Available records START

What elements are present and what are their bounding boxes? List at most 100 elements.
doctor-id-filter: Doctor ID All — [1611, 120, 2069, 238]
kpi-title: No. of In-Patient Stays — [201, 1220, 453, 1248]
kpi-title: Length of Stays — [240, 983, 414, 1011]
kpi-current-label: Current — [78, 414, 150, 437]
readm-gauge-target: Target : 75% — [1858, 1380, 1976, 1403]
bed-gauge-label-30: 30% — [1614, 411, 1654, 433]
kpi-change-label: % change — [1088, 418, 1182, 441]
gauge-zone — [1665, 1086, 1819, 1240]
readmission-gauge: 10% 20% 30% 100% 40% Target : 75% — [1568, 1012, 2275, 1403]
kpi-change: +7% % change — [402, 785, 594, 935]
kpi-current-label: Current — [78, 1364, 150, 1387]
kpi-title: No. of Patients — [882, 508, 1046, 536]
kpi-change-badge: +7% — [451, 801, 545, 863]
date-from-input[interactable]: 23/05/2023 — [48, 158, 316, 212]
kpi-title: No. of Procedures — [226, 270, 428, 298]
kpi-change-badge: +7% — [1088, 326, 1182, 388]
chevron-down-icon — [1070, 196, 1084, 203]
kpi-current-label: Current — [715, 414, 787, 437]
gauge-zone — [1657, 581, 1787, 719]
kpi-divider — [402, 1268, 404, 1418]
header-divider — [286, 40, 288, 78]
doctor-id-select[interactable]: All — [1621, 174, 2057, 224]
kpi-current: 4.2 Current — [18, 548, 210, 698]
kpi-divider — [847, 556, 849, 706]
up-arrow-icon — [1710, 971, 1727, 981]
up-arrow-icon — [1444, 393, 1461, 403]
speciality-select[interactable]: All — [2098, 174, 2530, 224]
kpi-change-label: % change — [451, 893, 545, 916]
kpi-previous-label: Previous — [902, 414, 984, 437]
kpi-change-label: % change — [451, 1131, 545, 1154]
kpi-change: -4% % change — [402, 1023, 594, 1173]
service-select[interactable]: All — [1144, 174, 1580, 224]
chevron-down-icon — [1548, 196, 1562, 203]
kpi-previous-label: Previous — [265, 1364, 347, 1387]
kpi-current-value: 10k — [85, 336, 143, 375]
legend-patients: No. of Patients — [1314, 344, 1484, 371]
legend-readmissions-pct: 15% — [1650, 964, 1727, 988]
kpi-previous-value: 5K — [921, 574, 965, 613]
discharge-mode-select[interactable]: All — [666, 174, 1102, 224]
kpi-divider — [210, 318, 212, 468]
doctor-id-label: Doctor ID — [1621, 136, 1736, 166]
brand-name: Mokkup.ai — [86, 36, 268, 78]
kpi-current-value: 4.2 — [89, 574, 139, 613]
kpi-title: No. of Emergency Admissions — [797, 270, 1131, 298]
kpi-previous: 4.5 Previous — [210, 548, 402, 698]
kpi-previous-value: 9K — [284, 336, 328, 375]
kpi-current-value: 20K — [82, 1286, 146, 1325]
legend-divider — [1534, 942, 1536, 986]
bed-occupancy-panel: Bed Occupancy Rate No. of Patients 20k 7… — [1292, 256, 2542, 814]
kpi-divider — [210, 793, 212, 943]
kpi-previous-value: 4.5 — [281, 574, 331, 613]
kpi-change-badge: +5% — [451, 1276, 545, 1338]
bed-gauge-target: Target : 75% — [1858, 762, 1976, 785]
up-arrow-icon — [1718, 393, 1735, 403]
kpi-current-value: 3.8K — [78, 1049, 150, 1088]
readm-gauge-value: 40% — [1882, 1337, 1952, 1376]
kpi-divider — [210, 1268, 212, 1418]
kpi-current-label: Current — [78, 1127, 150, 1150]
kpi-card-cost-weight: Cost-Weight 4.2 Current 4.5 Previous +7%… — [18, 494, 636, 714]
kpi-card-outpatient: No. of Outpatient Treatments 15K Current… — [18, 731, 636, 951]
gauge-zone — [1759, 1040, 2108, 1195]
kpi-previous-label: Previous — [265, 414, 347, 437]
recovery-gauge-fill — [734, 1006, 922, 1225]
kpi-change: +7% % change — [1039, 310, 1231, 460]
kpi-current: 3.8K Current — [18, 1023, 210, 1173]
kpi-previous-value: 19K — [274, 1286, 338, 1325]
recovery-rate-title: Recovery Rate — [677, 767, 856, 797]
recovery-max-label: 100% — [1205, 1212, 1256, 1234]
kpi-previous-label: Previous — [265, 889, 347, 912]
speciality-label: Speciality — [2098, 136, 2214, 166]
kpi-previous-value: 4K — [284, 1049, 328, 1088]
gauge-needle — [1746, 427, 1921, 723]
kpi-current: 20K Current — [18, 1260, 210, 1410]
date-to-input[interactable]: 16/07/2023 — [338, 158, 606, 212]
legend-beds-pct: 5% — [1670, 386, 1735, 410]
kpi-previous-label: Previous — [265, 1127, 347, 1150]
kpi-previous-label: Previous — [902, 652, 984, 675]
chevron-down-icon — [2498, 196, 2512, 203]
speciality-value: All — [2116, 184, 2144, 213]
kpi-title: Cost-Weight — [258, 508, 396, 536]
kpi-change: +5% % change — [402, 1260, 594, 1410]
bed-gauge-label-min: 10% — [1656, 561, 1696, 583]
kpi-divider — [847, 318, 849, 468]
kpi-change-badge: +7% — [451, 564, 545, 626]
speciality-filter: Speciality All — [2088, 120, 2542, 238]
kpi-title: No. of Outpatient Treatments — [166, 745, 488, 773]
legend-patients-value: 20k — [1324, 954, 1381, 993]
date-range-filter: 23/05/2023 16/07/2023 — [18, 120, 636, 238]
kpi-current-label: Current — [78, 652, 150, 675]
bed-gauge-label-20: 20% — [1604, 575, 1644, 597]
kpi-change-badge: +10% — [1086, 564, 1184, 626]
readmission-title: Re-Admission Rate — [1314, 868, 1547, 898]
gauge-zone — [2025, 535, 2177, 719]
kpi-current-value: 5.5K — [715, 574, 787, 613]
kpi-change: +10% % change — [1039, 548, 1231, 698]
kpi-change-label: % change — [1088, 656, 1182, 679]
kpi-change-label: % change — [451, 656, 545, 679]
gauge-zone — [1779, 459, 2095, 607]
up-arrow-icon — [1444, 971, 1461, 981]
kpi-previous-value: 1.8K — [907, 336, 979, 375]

Available records END

Find the word "doctor" in the records and pull out each line that has it.

> _Solution_:
doctor-id-filter: Doctor ID All — [1611, 120, 2069, 238]
doctor-id-select[interactable]: All — [1621, 174, 2057, 224]
doctor-id-label: Doctor ID — [1621, 136, 1736, 166]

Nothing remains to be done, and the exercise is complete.